▸ SHORT TASK: Report how many lines contain "sports". The answer is a single number.

▸ ROWS:
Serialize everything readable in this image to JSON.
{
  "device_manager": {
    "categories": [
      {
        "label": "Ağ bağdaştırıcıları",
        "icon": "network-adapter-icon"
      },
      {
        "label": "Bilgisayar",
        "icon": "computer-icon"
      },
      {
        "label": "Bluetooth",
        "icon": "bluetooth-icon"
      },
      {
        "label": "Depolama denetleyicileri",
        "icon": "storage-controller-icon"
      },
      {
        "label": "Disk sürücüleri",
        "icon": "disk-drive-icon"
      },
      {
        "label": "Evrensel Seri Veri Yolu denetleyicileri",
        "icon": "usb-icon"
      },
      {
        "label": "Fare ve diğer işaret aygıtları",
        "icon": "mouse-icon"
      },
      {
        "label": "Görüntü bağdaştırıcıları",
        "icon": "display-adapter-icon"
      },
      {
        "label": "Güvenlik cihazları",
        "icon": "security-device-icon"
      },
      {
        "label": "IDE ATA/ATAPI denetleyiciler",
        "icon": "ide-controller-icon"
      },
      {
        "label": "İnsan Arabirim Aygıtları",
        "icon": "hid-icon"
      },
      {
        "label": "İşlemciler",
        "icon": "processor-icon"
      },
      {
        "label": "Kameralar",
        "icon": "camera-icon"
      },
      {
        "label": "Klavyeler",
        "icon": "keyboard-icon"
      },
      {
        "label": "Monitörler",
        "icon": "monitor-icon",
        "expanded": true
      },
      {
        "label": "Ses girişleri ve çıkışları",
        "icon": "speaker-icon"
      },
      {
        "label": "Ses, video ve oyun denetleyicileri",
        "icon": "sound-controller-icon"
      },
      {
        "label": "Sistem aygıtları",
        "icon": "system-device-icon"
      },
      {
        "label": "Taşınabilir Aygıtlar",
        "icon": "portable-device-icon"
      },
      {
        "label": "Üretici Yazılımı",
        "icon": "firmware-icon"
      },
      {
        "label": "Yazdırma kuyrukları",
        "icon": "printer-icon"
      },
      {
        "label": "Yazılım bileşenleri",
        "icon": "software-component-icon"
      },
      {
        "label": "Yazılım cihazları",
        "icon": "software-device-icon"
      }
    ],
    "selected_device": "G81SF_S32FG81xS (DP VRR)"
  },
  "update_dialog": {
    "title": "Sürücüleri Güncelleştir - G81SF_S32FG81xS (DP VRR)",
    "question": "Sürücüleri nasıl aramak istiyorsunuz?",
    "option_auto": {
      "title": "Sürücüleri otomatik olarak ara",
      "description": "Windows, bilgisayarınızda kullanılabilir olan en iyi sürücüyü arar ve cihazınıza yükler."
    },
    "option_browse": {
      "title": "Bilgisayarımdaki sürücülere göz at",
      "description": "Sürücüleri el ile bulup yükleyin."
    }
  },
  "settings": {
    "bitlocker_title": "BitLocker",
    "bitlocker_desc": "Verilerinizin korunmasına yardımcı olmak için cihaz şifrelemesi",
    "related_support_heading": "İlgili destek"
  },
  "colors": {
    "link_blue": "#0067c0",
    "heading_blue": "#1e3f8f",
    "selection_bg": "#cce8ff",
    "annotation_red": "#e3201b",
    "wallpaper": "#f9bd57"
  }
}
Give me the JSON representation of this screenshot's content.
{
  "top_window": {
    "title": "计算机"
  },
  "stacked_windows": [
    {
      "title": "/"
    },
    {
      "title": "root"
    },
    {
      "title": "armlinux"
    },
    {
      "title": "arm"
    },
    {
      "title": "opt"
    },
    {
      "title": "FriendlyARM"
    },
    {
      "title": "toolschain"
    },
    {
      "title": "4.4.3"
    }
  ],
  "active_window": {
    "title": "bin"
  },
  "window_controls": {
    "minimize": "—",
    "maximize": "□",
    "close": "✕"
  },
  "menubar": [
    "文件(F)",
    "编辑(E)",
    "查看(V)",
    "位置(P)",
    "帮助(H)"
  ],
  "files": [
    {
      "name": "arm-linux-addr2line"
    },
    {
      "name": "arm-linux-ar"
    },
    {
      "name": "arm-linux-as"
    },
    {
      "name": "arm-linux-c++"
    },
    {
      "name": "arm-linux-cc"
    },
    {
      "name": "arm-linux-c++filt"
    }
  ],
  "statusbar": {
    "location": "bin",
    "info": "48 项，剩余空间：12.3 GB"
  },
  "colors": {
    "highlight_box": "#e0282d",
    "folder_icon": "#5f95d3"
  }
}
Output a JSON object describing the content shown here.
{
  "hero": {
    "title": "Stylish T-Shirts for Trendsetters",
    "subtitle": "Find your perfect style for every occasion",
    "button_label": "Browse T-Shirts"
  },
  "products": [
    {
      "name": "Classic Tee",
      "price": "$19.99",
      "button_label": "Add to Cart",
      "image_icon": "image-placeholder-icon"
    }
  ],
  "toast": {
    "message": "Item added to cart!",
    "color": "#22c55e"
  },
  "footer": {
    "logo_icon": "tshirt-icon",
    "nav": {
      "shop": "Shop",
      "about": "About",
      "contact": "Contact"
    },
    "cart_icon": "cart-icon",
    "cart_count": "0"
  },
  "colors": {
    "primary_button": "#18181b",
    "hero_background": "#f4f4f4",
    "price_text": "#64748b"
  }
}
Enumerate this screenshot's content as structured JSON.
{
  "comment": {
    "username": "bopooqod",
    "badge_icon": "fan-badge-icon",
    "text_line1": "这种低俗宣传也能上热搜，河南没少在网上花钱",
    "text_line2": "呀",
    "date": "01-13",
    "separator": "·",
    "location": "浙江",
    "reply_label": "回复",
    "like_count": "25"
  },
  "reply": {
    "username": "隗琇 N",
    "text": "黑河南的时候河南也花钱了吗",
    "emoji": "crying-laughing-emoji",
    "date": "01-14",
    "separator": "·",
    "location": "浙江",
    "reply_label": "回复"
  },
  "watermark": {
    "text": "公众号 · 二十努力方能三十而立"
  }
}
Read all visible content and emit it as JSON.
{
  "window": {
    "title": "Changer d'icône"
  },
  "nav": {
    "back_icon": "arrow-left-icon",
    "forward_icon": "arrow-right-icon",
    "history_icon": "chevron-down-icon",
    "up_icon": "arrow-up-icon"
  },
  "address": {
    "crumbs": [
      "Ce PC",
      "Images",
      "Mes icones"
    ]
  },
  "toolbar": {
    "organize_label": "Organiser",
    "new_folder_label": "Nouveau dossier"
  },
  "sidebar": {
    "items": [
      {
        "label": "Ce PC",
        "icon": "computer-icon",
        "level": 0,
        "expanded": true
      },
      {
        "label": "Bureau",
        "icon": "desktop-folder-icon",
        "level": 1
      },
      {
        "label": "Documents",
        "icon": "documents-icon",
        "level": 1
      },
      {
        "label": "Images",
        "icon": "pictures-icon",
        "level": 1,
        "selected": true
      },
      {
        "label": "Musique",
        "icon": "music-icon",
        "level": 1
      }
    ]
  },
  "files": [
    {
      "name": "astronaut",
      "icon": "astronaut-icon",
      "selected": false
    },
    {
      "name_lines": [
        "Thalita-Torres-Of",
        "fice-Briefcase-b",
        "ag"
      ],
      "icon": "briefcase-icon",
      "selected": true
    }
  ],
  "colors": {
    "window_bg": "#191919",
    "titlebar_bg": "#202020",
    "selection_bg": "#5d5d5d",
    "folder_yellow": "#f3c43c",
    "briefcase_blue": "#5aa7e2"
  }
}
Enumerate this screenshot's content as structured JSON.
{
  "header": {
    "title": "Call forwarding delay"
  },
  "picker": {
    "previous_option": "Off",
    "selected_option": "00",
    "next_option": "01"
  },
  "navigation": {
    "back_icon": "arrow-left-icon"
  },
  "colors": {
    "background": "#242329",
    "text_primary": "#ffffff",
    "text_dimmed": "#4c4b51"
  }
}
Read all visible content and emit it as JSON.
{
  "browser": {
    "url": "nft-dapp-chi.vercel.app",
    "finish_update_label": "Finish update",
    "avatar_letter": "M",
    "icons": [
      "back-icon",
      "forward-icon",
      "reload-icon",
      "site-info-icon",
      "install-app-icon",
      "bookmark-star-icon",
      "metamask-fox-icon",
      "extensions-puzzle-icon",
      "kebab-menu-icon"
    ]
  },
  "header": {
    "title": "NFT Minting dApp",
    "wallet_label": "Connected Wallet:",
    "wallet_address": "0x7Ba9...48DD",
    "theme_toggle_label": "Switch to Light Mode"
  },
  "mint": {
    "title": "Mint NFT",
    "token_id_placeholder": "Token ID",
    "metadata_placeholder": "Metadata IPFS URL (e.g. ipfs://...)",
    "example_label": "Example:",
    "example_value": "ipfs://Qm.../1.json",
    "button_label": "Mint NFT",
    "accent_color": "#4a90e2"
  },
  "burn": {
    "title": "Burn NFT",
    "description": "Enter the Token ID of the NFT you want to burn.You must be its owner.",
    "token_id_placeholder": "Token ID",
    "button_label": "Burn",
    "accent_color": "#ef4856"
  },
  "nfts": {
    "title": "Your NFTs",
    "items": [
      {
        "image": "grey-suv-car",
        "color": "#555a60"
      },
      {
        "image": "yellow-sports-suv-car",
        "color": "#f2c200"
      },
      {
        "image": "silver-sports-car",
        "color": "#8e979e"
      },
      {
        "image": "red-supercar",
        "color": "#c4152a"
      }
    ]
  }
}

▸ THE REPLY: 2